_TASK BRIEF:_ Count how many lines of the entries below contain the string "inhabitants", treating uppercase and lowercase as different. Give only the number.

_DATA PROVIDED:_
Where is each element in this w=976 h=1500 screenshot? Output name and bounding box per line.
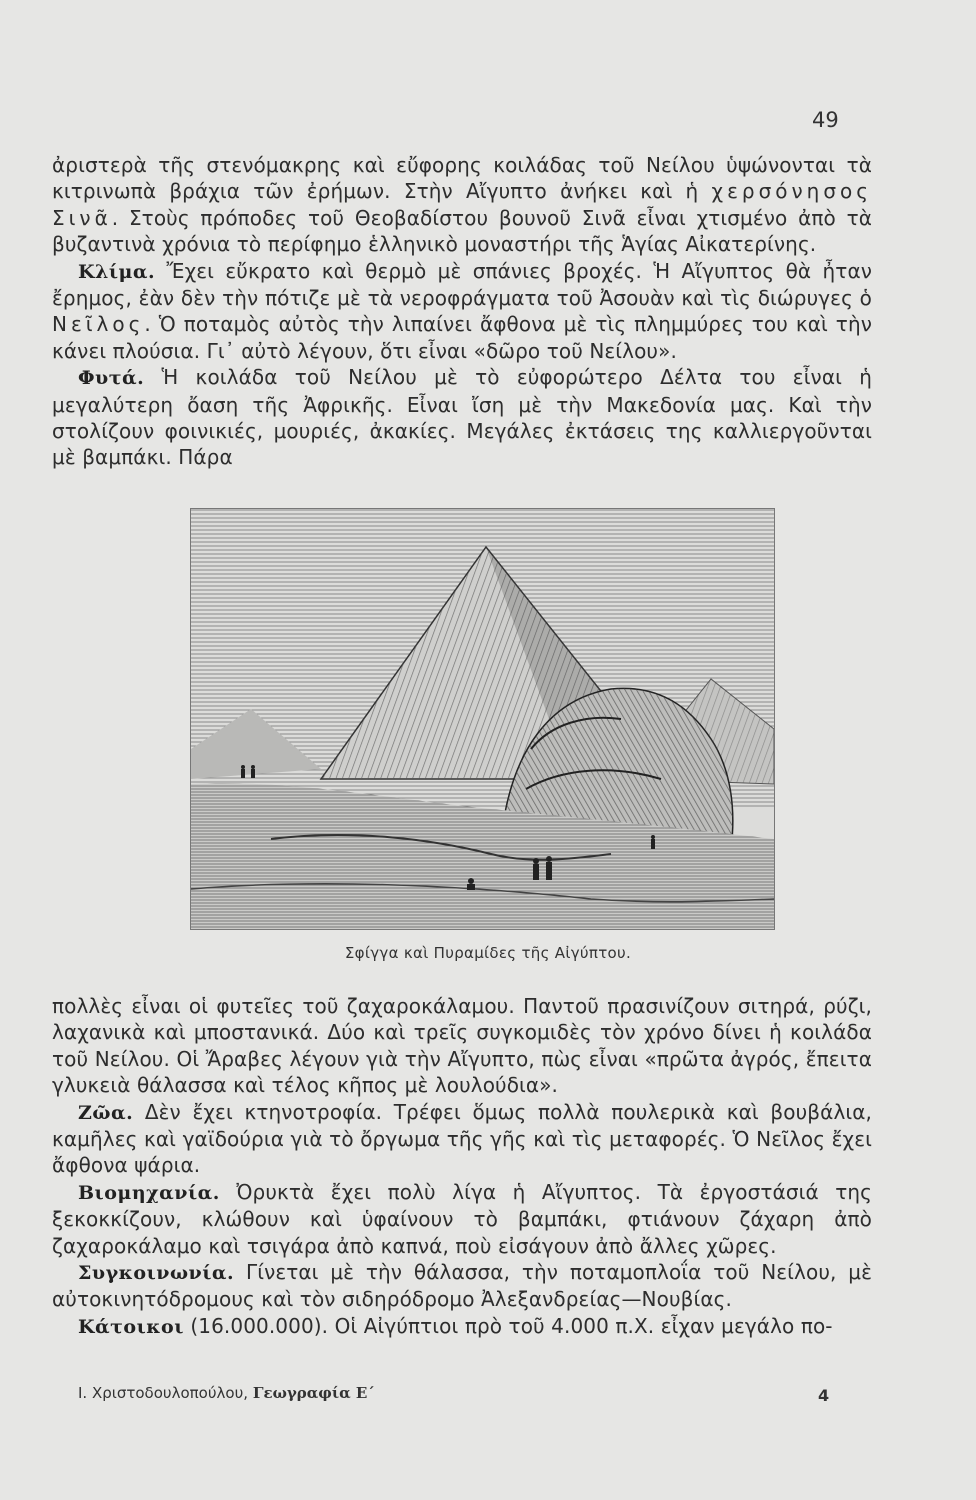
figure-caption: Σφίγγα καὶ Πυραμίδες τῆς Αἰγύπτου. bbox=[344, 944, 632, 962]
section-heading-inhabitants: Κάτοικοι bbox=[78, 1315, 184, 1338]
paragraph-transport bbox=[52, 1259, 872, 1313]
section-heading-transport: Συγκοινωνία. bbox=[78, 1262, 235, 1285]
paragraph-text: Ὀρυκτὰ ἔχει πολὺ λίγα ἡ Αἴγυπτος. Τὰ ἐργοστάσιά της ξεκοκκίζουν, κλώθουν καὶ ὑφαίνουν τὸ βαμπάκι, φτιάνουν ζάχαρη ἀπὸ ζαχαροκάλαμο καὶ τσιγάρα ἀπὸ καπνά, ποὺ εἰσάγουν ἀπὸ ἄλλες χῶρες. bbox=[52, 1179, 872, 1258]
paragraph-text: Γίνεται μὲ τὴν θάλασσα, τὴν ποταμοπλοΐα τοῦ Νείλου, μὲ αὐτοκινητόδρομους καὶ τὸν σιδηρόδρομο Ἀλεξανδρείας—Νουβίας. bbox=[52, 1260, 872, 1312]
paragraph-text: ἀριστερὰ τῆς στενόμακρης καὶ εὔφορης κοιλάδας τοῦ Νείλου ὑψώνονται τὰ κιτρινωπὰ βράχια τῶν ἐρήμων. Στὴν Αἴγυπτο ἀνήκει καὶ ἡ bbox=[52, 153, 872, 204]
signature-mark: 4 bbox=[818, 1386, 830, 1405]
paragraph-industry bbox=[52, 1179, 872, 1259]
paragraph-inhabitants bbox=[52, 1313, 872, 1340]
paragraph-text: Δὲν ἔχει κτηνοτροφία. Τρέφει ὅμως πολλὰ πουλερικὰ καὶ βουβάλια, καμῆλες καὶ γαϊδούρια γιὰ τὸ ὄργωμα τῆς γῆς καὶ τὶς μεταφορές. Ὁ Νεῖλος ἔχει ἄφθονα ψάρια. bbox=[52, 1099, 872, 1178]
emphasis-text: Νεῖλος bbox=[52, 312, 145, 337]
section-heading-animals: Ζῶα. bbox=[78, 1101, 134, 1124]
section-heading-industry: Βιομηχανία. bbox=[78, 1181, 220, 1204]
paragraph-climate bbox=[52, 258, 872, 365]
book-title: Γεωγραφία Ε΄ bbox=[252, 1384, 375, 1402]
emphasis-text: χερσόνησος Σινᾶ bbox=[52, 179, 872, 230]
text-block-top bbox=[52, 152, 872, 471]
paragraph-text: Ἡ κοιλάδα τοῦ Νείλου μὲ τὸ εὐφορώτερο Δέλτα του εἶναι ἡ μεγαλύτερη ὄαση τῆς Ἀφρικῆς. Εἶναι ἴση μὲ τὴν Μακεδονία μας. Καὶ τὴν στολίζουν φοινικιές, μουριές, ἀκακίες. Μεγάλες ἐκτάσεις της καλλιεργοῦνται μὲ βαμπάκι. Πάρα bbox=[52, 365, 872, 470]
pyramid-illustration bbox=[190, 508, 775, 930]
paragraph-crops bbox=[52, 993, 872, 1099]
paragraph-plants bbox=[52, 364, 872, 471]
text-block-bottom bbox=[52, 993, 872, 1340]
paragraph-text: . Ὁ ποταμὸς αὐτὸς τὴν λιπαίνει ἄφθονα μὲ τὶς πλημμύρες του καὶ τὴν κάνει πλούσια. Γι᾽ αὐτὸ λέγουν, ὅτι εἶναι «δῶρο τοῦ Νείλου». bbox=[52, 312, 872, 363]
paragraph-text: (16.000.000). Οἱ Αἰγύπτιοι πρὸ τοῦ 4.000 π.Χ. εἶχαν μεγάλο πο- bbox=[183, 1313, 833, 1338]
engraving-graphic bbox=[191, 509, 774, 929]
paragraph-text: . Στοὺς πρόποδες τοῦ Θεοβαδίστου βουνοῦ Σινᾶ εἶναι χτισμένο ἀπὸ τὰ βυζαντινὰ χρόνια τὸ περίφημο ἑλληνικὸ μοναστήρι τῆς Ἁγίας Αἰκατερίνης. bbox=[52, 205, 872, 257]
paragraph-sinai bbox=[52, 152, 872, 258]
page-number: 49 bbox=[812, 108, 839, 132]
paragraph-text: πολλὲς εἶναι οἱ φυτεῖες τοῦ ζαχαροκάλαμου. Παντοῦ πρασινίζουν σιτηρά, ρύζι, λαχανικὰ καὶ μποστανικά. Δύο καὶ τρεῖς συγκομιδὲς τὸν χρόνο δίνει ἡ κοιλάδα τοῦ Νείλου. Οἱ Ἄραβες λέγουν γιὰ τὴν Αἴγυπτο, πὼς εἶναι «πρῶτα ἀγρός, ἔπειτα γλυκειὰ θάλασσα καὶ τέλος κῆπος μὲ λουλούδια». bbox=[52, 994, 872, 1098]
paragraph-text: Ἔχει εὔκρατο καὶ θερμὸ μὲ σπάνιες βροχές. Ἡ Αἴγυπτος θὰ ἦταν ἔρημος, ἐὰν δὲν τὴν πότιζε μὲ τὰ νεροφράγματα τοῦ Ἀσουὰν καὶ τὶς διώρυγες ὁ bbox=[52, 258, 872, 311]
footer-author bbox=[78, 1384, 375, 1402]
section-heading-plants: Φυτά. bbox=[78, 367, 145, 390]
author-name: I. Χριστοδουλοπούλου, bbox=[78, 1384, 249, 1402]
section-heading-climate: Κλίμα. bbox=[78, 260, 156, 283]
paragraph-animals bbox=[52, 1099, 872, 1179]
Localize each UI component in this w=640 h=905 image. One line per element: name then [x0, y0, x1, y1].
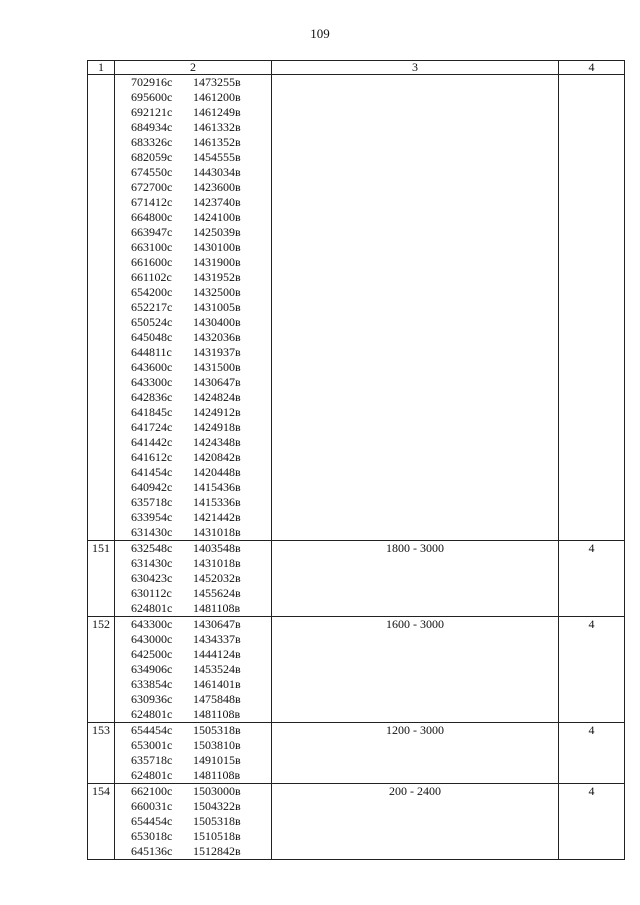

_EXPECTED ANSWER:_ 2